**Data for this exercise**:
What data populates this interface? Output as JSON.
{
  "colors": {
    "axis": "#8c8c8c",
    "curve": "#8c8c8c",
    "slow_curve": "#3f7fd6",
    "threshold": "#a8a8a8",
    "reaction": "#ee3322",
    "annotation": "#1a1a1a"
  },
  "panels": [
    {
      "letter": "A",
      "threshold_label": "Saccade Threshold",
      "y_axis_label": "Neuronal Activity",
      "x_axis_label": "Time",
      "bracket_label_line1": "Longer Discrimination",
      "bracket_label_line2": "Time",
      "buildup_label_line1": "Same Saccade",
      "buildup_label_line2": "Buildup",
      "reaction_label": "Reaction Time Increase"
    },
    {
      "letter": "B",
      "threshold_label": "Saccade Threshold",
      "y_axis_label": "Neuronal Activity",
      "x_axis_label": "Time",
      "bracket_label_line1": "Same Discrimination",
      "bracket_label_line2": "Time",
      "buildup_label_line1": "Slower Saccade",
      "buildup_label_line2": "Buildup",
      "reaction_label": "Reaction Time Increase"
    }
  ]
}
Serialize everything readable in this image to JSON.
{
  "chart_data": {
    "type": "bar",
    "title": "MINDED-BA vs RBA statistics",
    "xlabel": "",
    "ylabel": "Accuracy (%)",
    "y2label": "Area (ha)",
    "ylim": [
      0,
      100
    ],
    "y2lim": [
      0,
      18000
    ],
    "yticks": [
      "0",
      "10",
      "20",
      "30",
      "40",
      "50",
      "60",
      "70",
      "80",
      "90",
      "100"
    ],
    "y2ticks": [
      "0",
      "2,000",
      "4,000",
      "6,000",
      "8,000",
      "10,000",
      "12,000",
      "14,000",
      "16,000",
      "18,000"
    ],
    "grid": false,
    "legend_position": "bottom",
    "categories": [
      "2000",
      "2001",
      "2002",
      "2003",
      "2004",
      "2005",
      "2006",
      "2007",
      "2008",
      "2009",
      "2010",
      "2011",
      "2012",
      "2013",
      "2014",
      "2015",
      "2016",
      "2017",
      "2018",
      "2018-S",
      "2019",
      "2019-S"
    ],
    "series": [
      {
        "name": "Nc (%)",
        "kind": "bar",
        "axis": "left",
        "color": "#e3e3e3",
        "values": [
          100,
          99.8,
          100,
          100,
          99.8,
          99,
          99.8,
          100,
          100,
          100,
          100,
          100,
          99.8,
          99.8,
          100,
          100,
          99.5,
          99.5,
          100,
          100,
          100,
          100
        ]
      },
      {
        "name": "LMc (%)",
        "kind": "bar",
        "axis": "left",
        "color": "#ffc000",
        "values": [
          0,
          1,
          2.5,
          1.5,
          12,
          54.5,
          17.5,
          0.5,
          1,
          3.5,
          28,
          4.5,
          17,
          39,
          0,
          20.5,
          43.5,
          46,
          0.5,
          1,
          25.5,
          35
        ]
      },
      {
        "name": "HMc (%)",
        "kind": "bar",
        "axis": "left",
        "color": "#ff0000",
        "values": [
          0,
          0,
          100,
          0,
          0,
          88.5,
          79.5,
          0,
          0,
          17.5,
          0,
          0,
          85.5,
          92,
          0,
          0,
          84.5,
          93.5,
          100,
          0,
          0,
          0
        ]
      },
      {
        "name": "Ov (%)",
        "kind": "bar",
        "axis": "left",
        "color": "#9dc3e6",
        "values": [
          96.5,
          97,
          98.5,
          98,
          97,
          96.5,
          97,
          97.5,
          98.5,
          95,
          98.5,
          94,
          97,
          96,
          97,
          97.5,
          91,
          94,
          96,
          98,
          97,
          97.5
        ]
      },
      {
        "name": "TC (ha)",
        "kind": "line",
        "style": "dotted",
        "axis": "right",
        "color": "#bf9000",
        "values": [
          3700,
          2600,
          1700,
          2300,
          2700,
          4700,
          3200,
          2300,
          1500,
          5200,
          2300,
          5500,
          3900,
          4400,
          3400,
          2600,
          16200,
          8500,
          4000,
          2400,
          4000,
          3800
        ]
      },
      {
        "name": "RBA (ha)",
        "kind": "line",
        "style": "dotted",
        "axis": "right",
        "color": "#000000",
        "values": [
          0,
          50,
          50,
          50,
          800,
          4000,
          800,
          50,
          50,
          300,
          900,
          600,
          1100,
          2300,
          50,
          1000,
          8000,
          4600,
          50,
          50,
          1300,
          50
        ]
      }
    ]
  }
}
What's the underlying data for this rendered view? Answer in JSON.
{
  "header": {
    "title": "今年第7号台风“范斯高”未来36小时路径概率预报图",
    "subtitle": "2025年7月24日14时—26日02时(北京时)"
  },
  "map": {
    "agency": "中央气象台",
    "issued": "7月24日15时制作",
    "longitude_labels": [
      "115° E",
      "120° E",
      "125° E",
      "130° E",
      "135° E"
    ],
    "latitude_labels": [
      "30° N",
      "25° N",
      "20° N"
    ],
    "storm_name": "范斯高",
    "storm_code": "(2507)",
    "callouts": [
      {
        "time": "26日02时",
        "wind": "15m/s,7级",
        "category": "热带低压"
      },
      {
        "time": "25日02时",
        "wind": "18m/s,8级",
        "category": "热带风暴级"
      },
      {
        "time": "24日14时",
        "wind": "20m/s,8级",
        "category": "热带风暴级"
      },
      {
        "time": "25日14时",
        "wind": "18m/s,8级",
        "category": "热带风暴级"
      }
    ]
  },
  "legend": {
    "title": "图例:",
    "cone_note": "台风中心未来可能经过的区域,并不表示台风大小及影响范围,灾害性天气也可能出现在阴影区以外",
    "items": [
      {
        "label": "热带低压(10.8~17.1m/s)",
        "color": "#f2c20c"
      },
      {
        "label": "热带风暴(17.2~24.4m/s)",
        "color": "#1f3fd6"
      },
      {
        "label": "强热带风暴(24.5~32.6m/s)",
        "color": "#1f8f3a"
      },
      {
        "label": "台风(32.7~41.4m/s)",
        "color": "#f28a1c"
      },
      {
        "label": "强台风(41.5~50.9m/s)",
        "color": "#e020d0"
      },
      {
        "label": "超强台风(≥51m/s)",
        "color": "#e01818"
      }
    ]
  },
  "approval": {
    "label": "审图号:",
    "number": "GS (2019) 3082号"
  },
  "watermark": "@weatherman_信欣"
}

**Directions for this task**: Give the records above again, word for word.

**Correct result**:
What data populates this interface? Output as JSON.
{
  "colors": {
    "axis": "#8c8c8c",
    "curve": "#8c8c8c",
    "slow_curve": "#3f7fd6",
    "threshold": "#a8a8a8",
    "reaction": "#ee3322",
    "annotation": "#1a1a1a"
  },
  "panels": [
    {
      "letter": "A",
      "threshold_label": "Saccade Threshold",
      "y_axis_label": "Neuronal Activity",
      "x_axis_label": "Time",
      "bracket_label_line1": "Longer Discrimination",
      "bracket_label_line2": "Time",
      "buildup_label_line1": "Same Saccade",
      "buildup_label_line2": "Buildup",
      "reaction_label": "Reaction Time Increase"
    },
    {
      "letter": "B",
      "threshold_label": "Saccade Threshold",
      "y_axis_label": "Neuronal Activity",
      "x_axis_label": "Time",
      "bracket_label_line1": "Same Discrimination",
      "bracket_label_line2": "Time",
      "buildup_label_line1": "Slower Saccade",
      "buildup_label_line2": "Buildup",
      "reaction_label": "Reaction Time Increase"
    }
  ]
}
Serialize everything readable in this image to JSON.
{
  "chart_data": {
    "type": "bar",
    "title": "MINDED-BA vs RBA statistics",
    "xlabel": "",
    "ylabel": "Accuracy (%)",
    "y2label": "Area (ha)",
    "ylim": [
      0,
      100
    ],
    "y2lim": [
      0,
      18000
    ],
    "yticks": [
      "0",
      "10",
      "20",
      "30",
      "40",
      "50",
      "60",
      "70",
      "80",
      "90",
      "100"
    ],
    "y2ticks": [
      "0",
      "2,000",
      "4,000",
      "6,000",
      "8,000",
      "10,000",
      "12,000",
      "14,000",
      "16,000",
      "18,000"
    ],
    "grid": false,
    "legend_position": "bottom",
    "categories": [
      "2000",
      "2001",
      "2002",
      "2003",
      "2004",
      "2005",
      "2006",
      "2007",
      "2008",
      "2009",
      "2010",
      "2011",
      "2012",
      "2013",
      "2014",
      "2015",
      "2016",
      "2017",
      "2018",
      "2018-S",
      "2019",
      "2019-S"
    ],
    "series": [
      {
        "name": "Nc (%)",
        "kind": "bar",
        "axis": "left",
        "color": "#e3e3e3",
        "values": [
          100,
          99.8,
          100,
          100,
          99.8,
          99,
          99.8,
          100,
          100,
          100,
          100,
          100,
          99.8,
          99.8,
          100,
          100,
          99.5,
          99.5,
          100,
          100,
          100,
          100
        ]
      },
      {
        "name": "LMc (%)",
        "kind": "bar",
        "axis": "left",
        "color": "#ffc000",
        "values": [
          0,
          1,
          2.5,
          1.5,
          12,
          54.5,
          17.5,
          0.5,
          1,
          3.5,
          28,
          4.5,
          17,
          39,
          0,
          20.5,
          43.5,
          46,
          0.5,
          1,
          25.5,
          35
        ]
      },
      {
        "name": "HMc (%)",
        "kind": "bar",
        "axis": "left",
        "color": "#ff0000",
        "values": [
          0,
          0,
          100,
          0,
          0,
          88.5,
          79.5,
          0,
          0,
          17.5,
          0,
          0,
          85.5,
          92,
          0,
          0,
          84.5,
          93.5,
          100,
          0,
          0,
          0
        ]
      },
      {
        "name": "Ov (%)",
        "kind": "bar",
        "axis": "left",
        "color": "#9dc3e6",
        "values": [
          96.5,
          97,
          98.5,
          98,
          97,
          96.5,
          97,
          97.5,
          98.5,
          95,
          98.5,
          94,
          97,
          96,
          97,
          97.5,
          91,
          94,
          96,
          98,
          97,
          97.5
        ]
      },
      {
        "name": "TC (ha)",
        "kind": "line",
        "style": "dotted",
        "axis": "right",
        "color": "#bf9000",
        "values": [
          3700,
          2600,
          1700,
          2300,
          2700,
          4700,
          3200,
          2300,
          1500,
          5200,
          2300,
          5500,
          3900,
          4400,
          3400,
          2600,
          16200,
          8500,
          4000,
          2400,
          4000,
          3800
        ]
      },
      {
        "name": "RBA (ha)",
        "kind": "line",
        "style": "dotted",
        "axis": "right",
        "color": "#000000",
        "values": [
          0,
          50,
          50,
          50,
          800,
          4000,
          800,
          50,
          50,
          300,
          900,
          600,
          1100,
          2300,
          50,
          1000,
          8000,
          4600,
          50,
          50,
          1300,
          50
        ]
      }
    ]
  }
}
What's the underlying data for this rendered view? Answer in JSON.
{
  "header": {
    "title": "今年第7号台风“范斯高”未来36小时路径概率预报图",
    "subtitle": "2025年7月24日14时—26日02时(北京时)"
  },
  "map": {
    "agency": "中央气象台",
    "issued": "7月24日15时制作",
    "longitude_labels": [
      "115° E",
      "120° E",
      "125° E",
      "130° E",
      "135° E"
    ],
    "latitude_labels": [
      "30° N",
      "25° N",
      "20° N"
    ],
    "storm_name": "范斯高",
    "storm_code": "(2507)",
    "callouts": [
      {
        "time": "26日02时",
        "wind": "15m/s,7级",
        "category": "热带低压"
      },
      {
        "time": "25日02时",
        "wind": "18m/s,8级",
        "category": "热带风暴级"
      },
      {
        "time": "24日14时",
        "wind": "20m/s,8级",
        "category": "热带风暴级"
      },
      {
        "time": "25日14时",
        "wind": "18m/s,8级",
        "category": "热带风暴级"
      }
    ]
  },
  "legend": {
    "title": "图例:",
    "cone_note": "台风中心未来可能经过的区域,并不表示台风大小及影响范围,灾害性天气也可能出现在阴影区以外",
    "items": [
      {
        "label": "热带低压(10.8~17.1m/s)",
        "color": "#f2c20c"
      },
      {
        "label": "热带风暴(17.2~24.4m/s)",
        "color": "#1f3fd6"
      },
      {
        "label": "强热带风暴(24.5~32.6m/s)",
        "color": "#1f8f3a"
      },
      {
        "label": "台风(32.7~41.4m/s)",
        "color": "#f28a1c"
      },
      {
        "label": "强台风(41.5~50.9m/s)",
        "color": "#e020d0"
      },
      {
        "label": "超强台风(≥51m/s)",
        "color": "#e01818"
      }
    ]
  },
  "approval": {
    "label": "审图号:",
    "number": "GS (2019) 3082号"
  },
  "watermark": "@weatherman_信欣"
}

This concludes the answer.